+++ Raw data +++

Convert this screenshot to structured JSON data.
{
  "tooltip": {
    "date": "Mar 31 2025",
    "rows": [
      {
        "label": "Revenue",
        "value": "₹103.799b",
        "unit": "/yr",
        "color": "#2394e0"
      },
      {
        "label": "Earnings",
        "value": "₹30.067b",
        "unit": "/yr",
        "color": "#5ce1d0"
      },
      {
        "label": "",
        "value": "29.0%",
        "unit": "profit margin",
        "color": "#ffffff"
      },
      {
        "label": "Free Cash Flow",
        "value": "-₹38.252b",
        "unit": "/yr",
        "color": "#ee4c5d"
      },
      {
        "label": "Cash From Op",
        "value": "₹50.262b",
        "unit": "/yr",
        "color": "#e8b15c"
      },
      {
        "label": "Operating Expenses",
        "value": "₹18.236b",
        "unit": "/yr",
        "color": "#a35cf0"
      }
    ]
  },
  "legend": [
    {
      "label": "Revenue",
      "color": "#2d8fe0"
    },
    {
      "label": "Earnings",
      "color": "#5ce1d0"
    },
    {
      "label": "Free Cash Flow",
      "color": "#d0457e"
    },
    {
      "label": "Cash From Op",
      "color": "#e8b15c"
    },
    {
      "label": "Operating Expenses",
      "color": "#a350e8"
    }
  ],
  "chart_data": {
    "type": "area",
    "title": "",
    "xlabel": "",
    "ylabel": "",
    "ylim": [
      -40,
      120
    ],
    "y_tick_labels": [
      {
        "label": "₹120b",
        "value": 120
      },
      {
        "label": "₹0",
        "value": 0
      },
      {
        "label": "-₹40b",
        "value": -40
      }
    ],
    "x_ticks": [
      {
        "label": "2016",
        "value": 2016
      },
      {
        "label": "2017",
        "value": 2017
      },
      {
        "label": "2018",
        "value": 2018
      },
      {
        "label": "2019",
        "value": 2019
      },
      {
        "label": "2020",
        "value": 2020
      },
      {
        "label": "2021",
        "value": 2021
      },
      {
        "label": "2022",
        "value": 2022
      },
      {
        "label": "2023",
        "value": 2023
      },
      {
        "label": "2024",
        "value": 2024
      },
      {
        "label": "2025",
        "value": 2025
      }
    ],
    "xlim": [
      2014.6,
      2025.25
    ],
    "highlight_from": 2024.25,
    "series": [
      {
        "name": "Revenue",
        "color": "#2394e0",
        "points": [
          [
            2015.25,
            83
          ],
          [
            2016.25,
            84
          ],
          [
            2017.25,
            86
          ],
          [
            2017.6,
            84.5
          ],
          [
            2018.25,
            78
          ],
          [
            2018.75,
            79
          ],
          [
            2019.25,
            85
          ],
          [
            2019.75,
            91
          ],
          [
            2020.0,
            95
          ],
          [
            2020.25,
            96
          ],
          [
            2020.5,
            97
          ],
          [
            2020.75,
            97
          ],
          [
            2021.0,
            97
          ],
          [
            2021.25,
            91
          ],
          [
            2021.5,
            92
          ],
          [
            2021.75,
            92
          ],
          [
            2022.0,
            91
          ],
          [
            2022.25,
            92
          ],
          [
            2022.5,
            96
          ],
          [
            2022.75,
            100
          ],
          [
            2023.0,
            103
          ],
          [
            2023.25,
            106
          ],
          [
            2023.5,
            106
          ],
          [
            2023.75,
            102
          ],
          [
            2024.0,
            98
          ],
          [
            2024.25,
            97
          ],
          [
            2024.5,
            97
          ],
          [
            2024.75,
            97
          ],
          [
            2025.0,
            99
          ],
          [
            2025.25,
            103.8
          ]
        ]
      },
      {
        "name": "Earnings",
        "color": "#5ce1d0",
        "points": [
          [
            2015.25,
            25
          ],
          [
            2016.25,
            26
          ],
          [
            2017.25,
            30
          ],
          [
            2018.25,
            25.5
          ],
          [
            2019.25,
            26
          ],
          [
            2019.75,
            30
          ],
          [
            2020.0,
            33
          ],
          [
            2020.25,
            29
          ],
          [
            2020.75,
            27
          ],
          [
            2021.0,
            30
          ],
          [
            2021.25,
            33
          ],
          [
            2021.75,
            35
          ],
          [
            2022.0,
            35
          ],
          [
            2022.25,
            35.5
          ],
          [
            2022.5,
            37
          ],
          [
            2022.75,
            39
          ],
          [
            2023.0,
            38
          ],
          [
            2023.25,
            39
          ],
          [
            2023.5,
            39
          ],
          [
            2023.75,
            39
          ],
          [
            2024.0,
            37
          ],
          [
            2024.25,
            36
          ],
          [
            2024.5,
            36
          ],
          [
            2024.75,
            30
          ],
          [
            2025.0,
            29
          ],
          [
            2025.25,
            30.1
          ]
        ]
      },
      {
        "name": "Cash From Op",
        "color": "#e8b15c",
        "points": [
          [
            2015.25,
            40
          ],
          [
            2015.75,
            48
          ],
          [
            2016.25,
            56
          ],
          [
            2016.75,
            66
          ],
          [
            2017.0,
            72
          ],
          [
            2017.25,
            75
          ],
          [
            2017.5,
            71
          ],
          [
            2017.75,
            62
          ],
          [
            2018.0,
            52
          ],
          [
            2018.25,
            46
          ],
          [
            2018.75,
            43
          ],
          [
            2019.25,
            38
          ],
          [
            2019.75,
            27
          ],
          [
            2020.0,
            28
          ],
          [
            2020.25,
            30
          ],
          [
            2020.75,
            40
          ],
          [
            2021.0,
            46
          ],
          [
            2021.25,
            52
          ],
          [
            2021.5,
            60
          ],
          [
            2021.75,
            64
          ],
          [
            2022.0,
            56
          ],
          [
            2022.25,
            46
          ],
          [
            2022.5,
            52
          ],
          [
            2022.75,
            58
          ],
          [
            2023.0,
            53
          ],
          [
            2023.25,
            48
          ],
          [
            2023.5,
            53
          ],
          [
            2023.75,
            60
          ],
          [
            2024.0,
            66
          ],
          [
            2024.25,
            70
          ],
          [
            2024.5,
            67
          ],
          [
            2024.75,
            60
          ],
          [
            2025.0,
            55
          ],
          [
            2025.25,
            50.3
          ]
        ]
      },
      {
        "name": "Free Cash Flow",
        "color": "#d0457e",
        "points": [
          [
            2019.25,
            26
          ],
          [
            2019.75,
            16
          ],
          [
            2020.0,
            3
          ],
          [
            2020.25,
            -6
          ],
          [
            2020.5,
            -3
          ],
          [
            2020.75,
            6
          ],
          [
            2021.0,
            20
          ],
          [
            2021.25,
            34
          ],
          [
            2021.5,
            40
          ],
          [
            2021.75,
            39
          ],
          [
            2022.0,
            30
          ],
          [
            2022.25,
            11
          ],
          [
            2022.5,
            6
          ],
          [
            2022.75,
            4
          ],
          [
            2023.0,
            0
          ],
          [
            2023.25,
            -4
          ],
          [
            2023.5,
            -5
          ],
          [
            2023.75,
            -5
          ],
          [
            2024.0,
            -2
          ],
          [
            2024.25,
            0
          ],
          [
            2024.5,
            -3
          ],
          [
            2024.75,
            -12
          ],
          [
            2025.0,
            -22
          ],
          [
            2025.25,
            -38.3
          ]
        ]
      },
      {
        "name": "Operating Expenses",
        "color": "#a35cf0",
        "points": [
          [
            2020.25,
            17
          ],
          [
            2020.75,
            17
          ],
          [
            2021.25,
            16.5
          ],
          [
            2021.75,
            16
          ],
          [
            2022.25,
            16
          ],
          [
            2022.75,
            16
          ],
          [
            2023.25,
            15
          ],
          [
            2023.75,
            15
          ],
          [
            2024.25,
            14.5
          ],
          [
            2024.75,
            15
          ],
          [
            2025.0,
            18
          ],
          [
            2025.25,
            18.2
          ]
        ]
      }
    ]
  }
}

+++

● **What you have to do**:
Repeat the data above, word for word.

● **The reply**:
Convert this screenshot to structured JSON data.
{
  "tooltip": {
    "date": "Mar 31 2025",
    "rows": [
      {
        "label": "Revenue",
        "value": "₹103.799b",
        "unit": "/yr",
        "color": "#2394e0"
      },
      {
        "label": "Earnings",
        "value": "₹30.067b",
        "unit": "/yr",
        "color": "#5ce1d0"
      },
      {
        "label": "",
        "value": "29.0%",
        "unit": "profit margin",
        "color": "#ffffff"
      },
      {
        "label": "Free Cash Flow",
        "value": "-₹38.252b",
        "unit": "/yr",
        "color": "#ee4c5d"
      },
      {
        "label": "Cash From Op",
        "value": "₹50.262b",
        "unit": "/yr",
        "color": "#e8b15c"
      },
      {
        "label": "Operating Expenses",
        "value": "₹18.236b",
        "unit": "/yr",
        "color": "#a35cf0"
      }
    ]
  },
  "legend": [
    {
      "label": "Revenue",
      "color": "#2d8fe0"
    },
    {
      "label": "Earnings",
      "color": "#5ce1d0"
    },
    {
      "label": "Free Cash Flow",
      "color": "#d0457e"
    },
    {
      "label": "Cash From Op",
      "color": "#e8b15c"
    },
    {
      "label": "Operating Expenses",
      "color": "#a350e8"
    }
  ],
  "chart_data": {
    "type": "area",
    "title": "",
    "xlabel": "",
    "ylabel": "",
    "ylim": [
      -40,
      120
    ],
    "y_tick_labels": [
      {
        "label": "₹120b",
        "value": 120
      },
      {
        "label": "₹0",
        "value": 0
      },
      {
        "label": "-₹40b",
        "value": -40
      }
    ],
    "x_ticks": [
      {
        "label": "2016",
        "value": 2016
      },
      {
        "label": "2017",
        "value": 2017
      },
      {
        "label": "2018",
        "value": 2018
      },
      {
        "label": "2019",
        "value": 2019
      },
      {
        "label": "2020",
        "value": 2020
      },
      {
        "label": "2021",
        "value": 2021
      },
      {
        "label": "2022",
        "value": 2022
      },
      {
        "label": "2023",
        "value": 2023
      },
      {
        "label": "2024",
        "value": 2024
      },
      {
        "label": "2025",
        "value": 2025
      }
    ],
    "xlim": [
      2014.6,
      2025.25
    ],
    "highlight_from": 2024.25,
    "series": [
      {
        "name": "Revenue",
        "color": "#2394e0",
        "points": [
          [
            2015.25,
            83
          ],
          [
            2016.25,
            84
          ],
          [
            2017.25,
            86
          ],
          [
            2017.6,
            84.5
          ],
          [
            2018.25,
            78
          ],
          [
            2018.75,
            79
          ],
          [
            2019.25,
            85
          ],
          [
            2019.75,
            91
          ],
          [
            2020.0,
            95
          ],
          [
            2020.25,
            96
          ],
          [
            2020.5,
            97
          ],
          [
            2020.75,
            97
          ],
          [
            2021.0,
            97
          ],
          [
            2021.25,
            91
          ],
          [
            2021.5,
            92
          ],
          [
            2021.75,
            92
          ],
          [
            2022.0,
            91
          ],
          [
            2022.25,
            92
          ],
          [
            2022.5,
            96
          ],
          [
            2022.75,
            100
          ],
          [
            2023.0,
            103
          ],
          [
            2023.25,
            106
          ],
          [
            2023.5,
            106
          ],
          [
            2023.75,
            102
          ],
          [
            2024.0,
            98
          ],
          [
            2024.25,
            97
          ],
          [
            2024.5,
            97
          ],
          [
            2024.75,
            97
          ],
          [
            2025.0,
            99
          ],
          [
            2025.25,
            103.8
          ]
        ]
      },
      {
        "name": "Earnings",
        "color": "#5ce1d0",
        "points": [
          [
            2015.25,
            25
          ],
          [
            2016.25,
            26
          ],
          [
            2017.25,
            30
          ],
          [
            2018.25,
            25.5
          ],
          [
            2019.25,
            26
          ],
          [
            2019.75,
            30
          ],
          [
            2020.0,
            33
          ],
          [
            2020.25,
            29
          ],
          [
            2020.75,
            27
          ],
          [
            2021.0,
            30
          ],
          [
            2021.25,
            33
          ],
          [
            2021.75,
            35
          ],
          [
            2022.0,
            35
          ],
          [
            2022.25,
            35.5
          ],
          [
            2022.5,
            37
          ],
          [
            2022.75,
            39
          ],
          [
            2023.0,
            38
          ],
          [
            2023.25,
            39
          ],
          [
            2023.5,
            39
          ],
          [
            2023.75,
            39
          ],
          [
            2024.0,
            37
          ],
          [
            2024.25,
            36
          ],
          [
            2024.5,
            36
          ],
          [
            2024.75,
            30
          ],
          [
            2025.0,
            29
          ],
          [
            2025.25,
            30.1
          ]
        ]
      },
      {
        "name": "Cash From Op",
        "color": "#e8b15c",
        "points": [
          [
            2015.25,
            40
          ],
          [
            2015.75,
            48
          ],
          [
            2016.25,
            56
          ],
          [
            2016.75,
            66
          ],
          [
            2017.0,
            72
          ],
          [
            2017.25,
            75
          ],
          [
            2017.5,
            71
          ],
          [
            2017.75,
            62
          ],
          [
            2018.0,
            52
          ],
          [
            2018.25,
            46
          ],
          [
            2018.75,
            43
          ],
          [
            2019.25,
            38
          ],
          [
            2019.75,
            27
          ],
          [
            2020.0,
            28
          ],
          [
            2020.25,
            30
          ],
          [
            2020.75,
            40
          ],
          [
            2021.0,
            46
          ],
          [
            2021.25,
            52
          ],
          [
            2021.5,
            60
          ],
          [
            2021.75,
            64
          ],
          [
            2022.0,
            56
          ],
          [
            2022.25,
            46
          ],
          [
            2022.5,
            52
          ],
          [
            2022.75,
            58
          ],
          [
            2023.0,
            53
          ],
          [
            2023.25,
            48
          ],
          [
            2023.5,
            53
          ],
          [
            2023.75,
            60
          ],
          [
            2024.0,
            66
          ],
          [
            2024.25,
            70
          ],
          [
            2024.5,
            67
          ],
          [
            2024.75,
            60
          ],
          [
            2025.0,
            55
          ],
          [
            2025.25,
            50.3
          ]
        ]
      },
      {
        "name": "Free Cash Flow",
        "color": "#d0457e",
        "points": [
          [
            2019.25,
            26
          ],
          [
            2019.75,
            16
          ],
          [
            2020.0,
            3
          ],
          [
            2020.25,
            -6
          ],
          [
            2020.5,
            -3
          ],
          [
            2020.75,
            6
          ],
          [
            2021.0,
            20
          ],
          [
            2021.25,
            34
          ],
          [
            2021.5,
            40
          ],
          [
            2021.75,
            39
          ],
          [
            2022.0,
            30
          ],
          [
            2022.25,
            11
          ],
          [
            2022.5,
            6
          ],
          [
            2022.75,
            4
          ],
          [
            2023.0,
            0
          ],
          [
            2023.25,
            -4
          ],
          [
            2023.5,
            -5
          ],
          [
            2023.75,
            -5
          ],
          [
            2024.0,
            -2
          ],
          [
            2024.25,
            0
          ],
          [
            2024.5,
            -3
          ],
          [
            2024.75,
            -12
          ],
          [
            2025.0,
            -22
          ],
          [
            2025.25,
            -38.3
          ]
        ]
      },
      {
        "name": "Operating Expenses",
        "color": "#a35cf0",
        "points": [
          [
            2020.25,
            17
          ],
          [
            2020.75,
            17
          ],
          [
            2021.25,
            16.5
          ],
          [
            2021.75,
            16
          ],
          [
            2022.25,
            16
          ],
          [
            2022.75,
            16
          ],
          [
            2023.25,
            15
          ],
          [
            2023.75,
            15
          ],
          [
            2024.25,
            14.5
          ],
          [
            2024.75,
            15
          ],
          [
            2025.0,
            18
          ],
          [
            2025.25,
            18.2
          ]
        ]
      }
    ]
  }
}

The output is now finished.